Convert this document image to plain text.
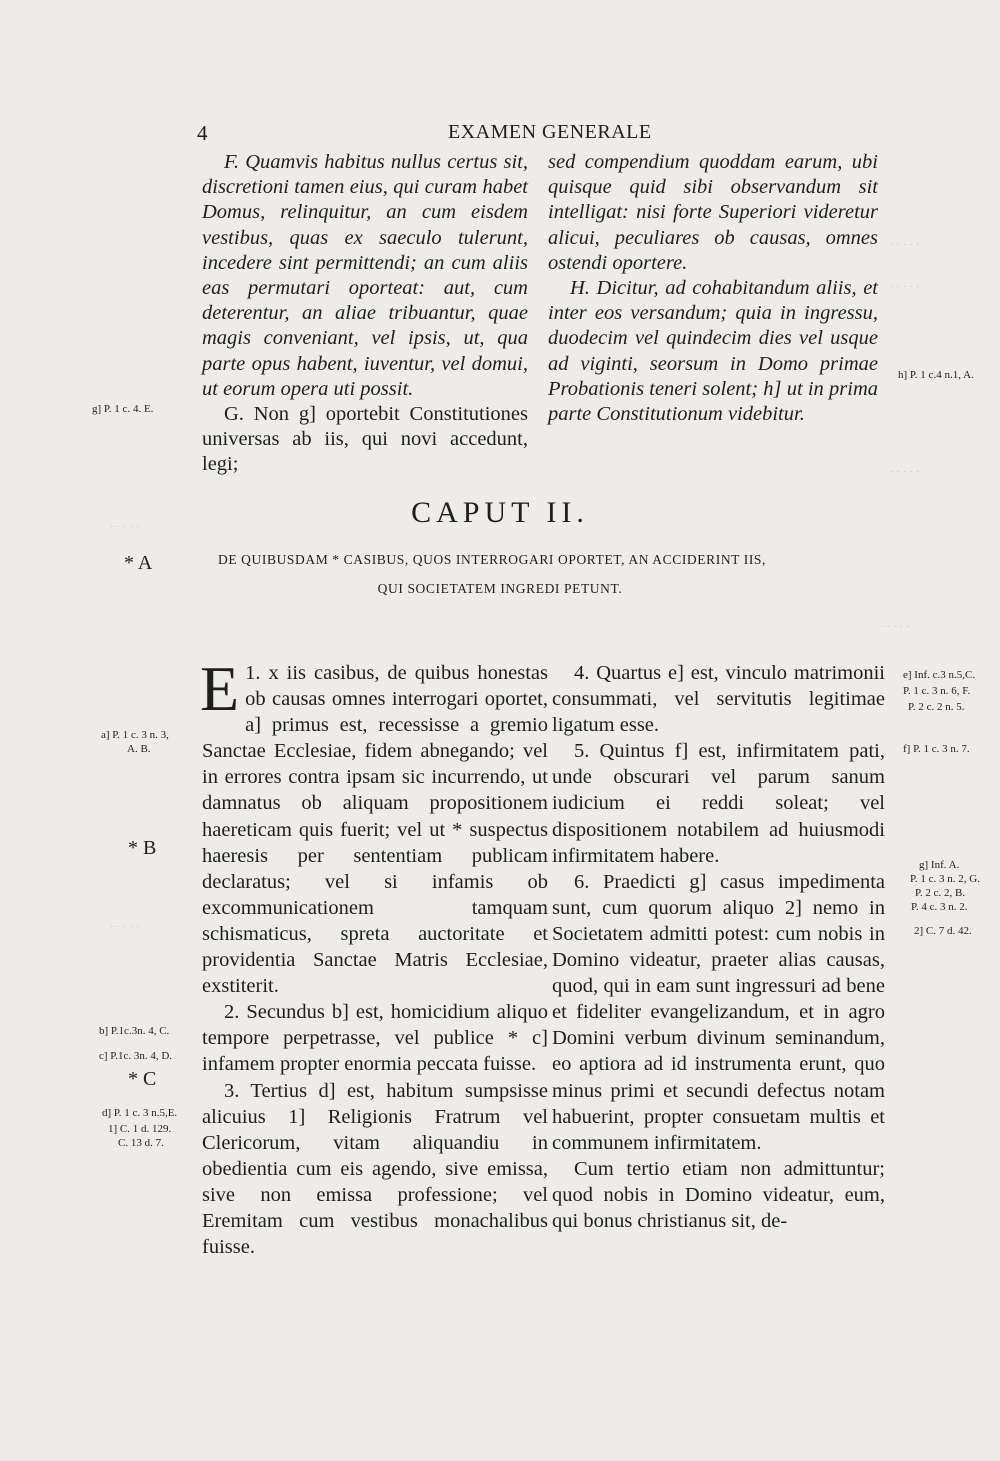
4	EXAMEN GENERALE
· · · · ·
· · · · ·
· · · · ·
· · · · ·
· · · · ·
· · · · ·

F. Quamvis habitus nullus certus sit, discretioni tamen eius, qui curam habet Domus, relinquitur, an cum eisdem vestibus, quas ex saeculo tulerunt, incedere sint permittendi; an cum aliis eas permutari oporteat: aut, cum deterentur, an aliae tribuantur, quae magis conveniant, vel ipsis, ut, qua parte opus habent, iuventur, vel domui, ut eorum opera uti possit.

G. Non g] oportebit Constitutiones universas ab iis, qui novi accedunt, legi;

sed compendium quoddam earum, ubi quisque quid sibi observandum sit intelligat: nisi forte Superiori videretur alicui, peculiares ob causas, omnes ostendi oportere.

H. Dicitur, ad cohabitandum aliis, et inter eos versandum; quia in ingressu, duodecim vel quindecim dies vel usque ad viginti, seorsum in Domo primae Probationis teneri solent; h] ut in prima parte Constitutionum videbitur.

CAPUT II.
DE QUIBUSDAM * CASIBUS, QUOS INTERROGARI OPORTET, AN ACCIDERINT IIS,
QUI SOCIETATEM INGREDI PETUNT.

1.
E x iis casibus, de quibus honestas ob causas omnes interrogari oportet, a] primus est, recessisse a gremio Sanctae Ecclesiae, fidem abnegando; vel in errores contra ipsam sic incurrendo, ut damnatus ob aliquam propositionem haereticam quis fuerit; vel ut * suspectus haeresis per sententiam publicam declaratus; vel si infamis ob excommunicationem tamquam schismaticus, spreta auctoritate et providentia Sanctae Matris Ecclesiae, exstiterit.

2. Secundus b] est, homicidium aliquo tempore perpetrasse, vel publice * c] infamem propter enormia peccata fuisse.

3. Tertius d] est, habitum sumpsisse alicuius 1] Religionis Fratrum vel Clericorum, vitam aliquandiu in obedientia cum eis agendo, sive emissa, sive non emissa professione; vel Eremitam cum vestibus monachalibus fuisse.

4. Quartus e] est, vinculo matrimonii consummati, vel servitutis legitimae ligatum esse.

5. Quintus f] est, infirmitatem pati, unde obscurari vel parum sanum iudicium ei reddi soleat; vel dispositionem notabilem ad huiusmodi infirmitatem habere.

6. Praedicti g] casus impedimenta sunt, cum quorum aliquo 2] nemo in Societatem admitti potest: cum nobis in Domino videatur, praeter alias causas, quod, qui in eam sunt ingressuri ad bene et fideliter evangelizandum, et in agro Domini verbum divinum seminandum, eo aptiora ad id instrumenta erunt, quo minus primi et secundi defectus notam habuerint, propter consuetam multis et communem infirmitatem.

Cum tertio etiam non admittuntur; quod nobis in Domino videatur, eum, qui bonus christianus sit, de-

g] P. 1 c. 4. E.
* A
a] P. 1 c. 3 n. 3,
A. B.
* B
b] P.1c.3n. 4, C.
c] P.1c. 3n. 4, D.
* C
d] P. 1 c. 3 n.5,E.
1] C. 1 d. 129.
C. 13 d. 7.
h] P. 1 c.4 n.1, A.
e] Inf. c.3 n.5,C.
P. 1 c. 3 n. 6, F.
P. 2 c. 2 n. 5.
f] P. 1 c. 3 n. 7.
g] Inf. A.
P. 1 c. 3 n. 2, G.
P. 2 c. 2, B.
P. 4 c. 3 n. 2.
2] C. 7 d. 42.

──────

- **What the exercise asks**
Show, from the listing above, each line that contains the word "causas".

- **Response to this task**
sed compendium quoddam earum, ubi quisque quid sibi observandum sit intelligat: nisi forte Superiori videretur alicui, peculiares ob causas, omnes ostendi oportere.
E x iis casibus, de quibus honestas ob causas omnes interrogari oportet, a] primus est, recessisse a gremio Sanctae Ecclesiae, fidem abnegando; vel in errores contra ipsam sic incurrendo, ut damnatus ob aliquam propositionem haereticam quis fuerit; vel ut * suspectus haeresis per sententiam publicam declaratus; vel si infamis ob excommunicationem tamquam schismaticus, spreta auctoritate et providentia Sanctae Matris Ecclesiae, exstiterit.
6. Praedicti g] casus impedimenta sunt, cum quorum aliquo 2] nemo in Societatem admitti potest: cum nobis in Domino videatur, praeter alias causas, quod, qui in eam sunt ingressuri ad bene et fideliter evangelizandum, et in agro Domini verbum divinum seminandum, eo aptiora ad id instrumenta erunt, quo minus primi et secundi defectus notam habuerint, propter consuetam multis et communem infirmitatem.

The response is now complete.